Exercise aim ->
Transcribe the records that follow exactly. Skip the pictures.
-- Start of The records --
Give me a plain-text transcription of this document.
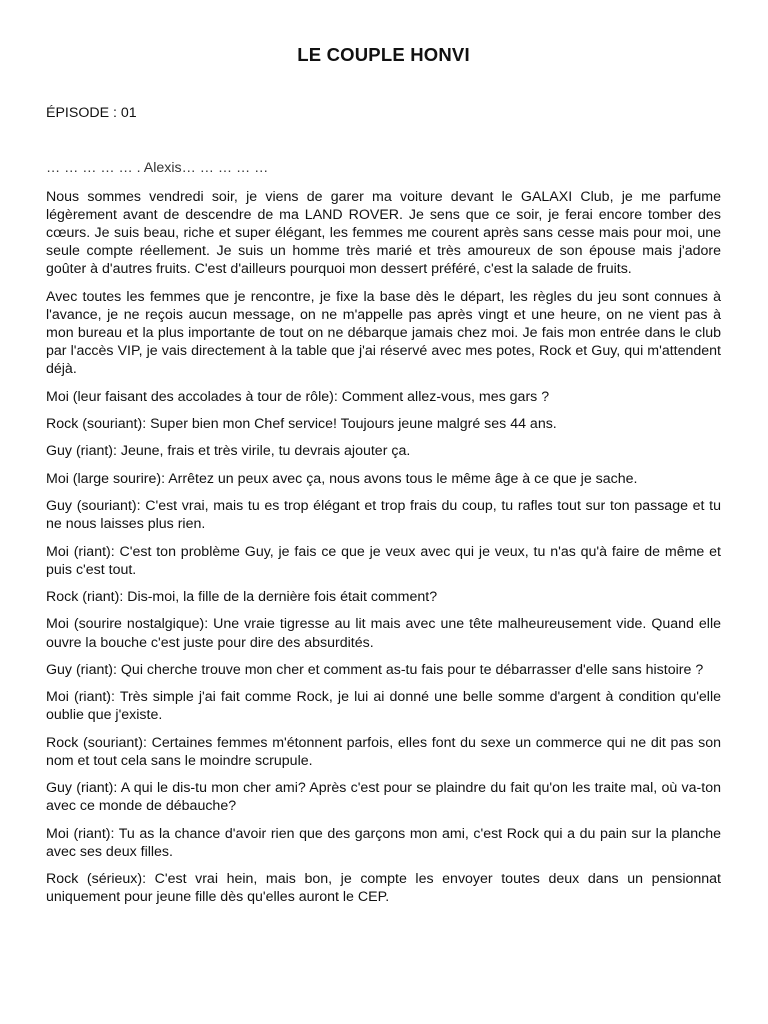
LE COUPLE HONVI

ÉPISODE : 01

… … … … … . Alexis… … … … …

Nous sommes vendredi soir, je viens de garer ma voiture devant le GALAXI Club, je me parfume légèrement avant de descendre de ma LAND ROVER. Je sens que ce soir, je ferai encore tomber des cœurs. Je suis beau, riche et super élégant, les femmes me courent après sans cesse mais pour moi, une seule compte réellement. Je suis un homme très marié et très amoureux de son épouse mais j'adore goûter à d'autres fruits. C'est d'ailleurs pourquoi mon dessert préféré, c'est la salade de fruits.

Avec toutes les femmes que je rencontre, je fixe la base dès le départ, les règles du jeu sont connues à l'avance, je ne reçois aucun message, on ne m'appelle pas après vingt et une heure, on ne vient pas à mon bureau et la plus importante de tout on ne débarque jamais chez moi. Je fais mon entrée dans le club par l'accès VIP, je vais directement à la table que j'ai réservé avec mes potes, Rock et Guy, qui m'attendent déjà.

Moi (leur faisant des accolades à tour de rôle): Comment allez-vous, mes gars ?

Rock (souriant): Super bien mon Chef service! Toujours jeune malgré ses 44 ans.

Guy (riant): Jeune, frais et très virile, tu devrais ajouter ça.

Moi (large sourire): Arrêtez un peux avec ça, nous avons tous le même âge à ce que je sache.

Guy (souriant): C'est vrai, mais tu es trop élégant et trop frais du coup, tu rafles tout sur ton passage et tu ne nous laisses plus rien.

Moi (riant): C'est ton problème Guy, je fais ce que je veux avec qui je veux, tu n'as qu'à faire de même et puis c'est tout.

Rock (riant): Dis-moi, la fille de la dernière fois était comment?

Moi (sourire nostalgique): Une vraie tigresse au lit mais avec une tête malheureusement vide. Quand elle ouvre la bouche c'est juste pour dire des absurdités.

Guy (riant): Qui cherche trouve mon cher et comment as-tu fais pour te débarrasser d'elle sans histoire ?

Moi (riant): Très simple j'ai fait comme Rock, je lui ai donné une belle somme d'argent à condition qu'elle oublie que j'existe.

Rock (souriant): Certaines femmes m'étonnent parfois, elles font du sexe un commerce qui ne dit pas son nom et tout cela sans le moindre scrupule.

Guy (riant): A qui le dis-tu mon cher ami? Après c'est pour se plaindre du fait qu'on les traite mal, où va-ton avec ce monde de débauche?

Moi (riant): Tu as la chance d'avoir rien que des garçons mon ami, c'est Rock qui a du pain sur la planche avec ses deux filles.

Rock (sérieux): C'est vrai hein, mais bon, je compte les envoyer toutes deux dans un pensionnat uniquement pour jeune fille dès qu'elles auront le CEP.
-- End of The records --
Final result ->
Give me a plain-text transcription of this document.
LE COUPLE HONVI

ÉPISODE : 01

… … … … … . Alexis… … … … …

Nous sommes vendredi soir, je viens de garer ma voiture devant le GALAXI Club, je me parfume légèrement avant de descendre de ma LAND ROVER. Je sens que ce soir, je ferai encore tomber des cœurs. Je suis beau, riche et super élégant, les femmes me courent après sans cesse mais pour moi, une seule compte réellement. Je suis un homme très marié et très amoureux de son épouse mais j'adore goûter à d'autres fruits. C'est d'ailleurs pourquoi mon dessert préféré, c'est la salade de fruits.

Avec toutes les femmes que je rencontre, je fixe la base dès le départ, les règles du jeu sont connues à l'avance, je ne reçois aucun message, on ne m'appelle pas après vingt et une heure, on ne vient pas à mon bureau et la plus importante de tout on ne débarque jamais chez moi. Je fais mon entrée dans le club par l'accès VIP, je vais directement à la table que j'ai réservé avec mes potes, Rock et Guy, qui m'attendent déjà.

Moi (leur faisant des accolades à tour de rôle): Comment allez-vous, mes gars ?

Rock (souriant): Super bien mon Chef service! Toujours jeune malgré ses 44 ans.

Guy (riant): Jeune, frais et très virile, tu devrais ajouter ça.

Moi (large sourire): Arrêtez un peux avec ça, nous avons tous le même âge à ce que je sache.

Guy (souriant): C'est vrai, mais tu es trop élégant et trop frais du coup, tu rafles tout sur ton passage et tu ne nous laisses plus rien.

Moi (riant): C'est ton problème Guy, je fais ce que je veux avec qui je veux, tu n'as qu'à faire de même et puis c'est tout.

Rock (riant): Dis-moi, la fille de la dernière fois était comment?

Moi (sourire nostalgique): Une vraie tigresse au lit mais avec une tête malheureusement vide. Quand elle ouvre la bouche c'est juste pour dire des absurdités.

Guy (riant): Qui cherche trouve mon cher et comment as-tu fais pour te débarrasser d'elle sans histoire ?

Moi (riant): Très simple j'ai fait comme Rock, je lui ai donné une belle somme d'argent à condition qu'elle oublie que j'existe.

Rock (souriant): Certaines femmes m'étonnent parfois, elles font du sexe un commerce qui ne dit pas son nom et tout cela sans le moindre scrupule.

Guy (riant): A qui le dis-tu mon cher ami? Après c'est pour se plaindre du fait qu'on les traite mal, où va-ton avec ce monde de débauche?

Moi (riant): Tu as la chance d'avoir rien que des garçons mon ami, c'est Rock qui a du pain sur la planche avec ses deux filles.

Rock (sérieux): C'est vrai hein, mais bon, je compte les envoyer toutes deux dans un pensionnat uniquement pour jeune fille dès qu'elles auront le CEP.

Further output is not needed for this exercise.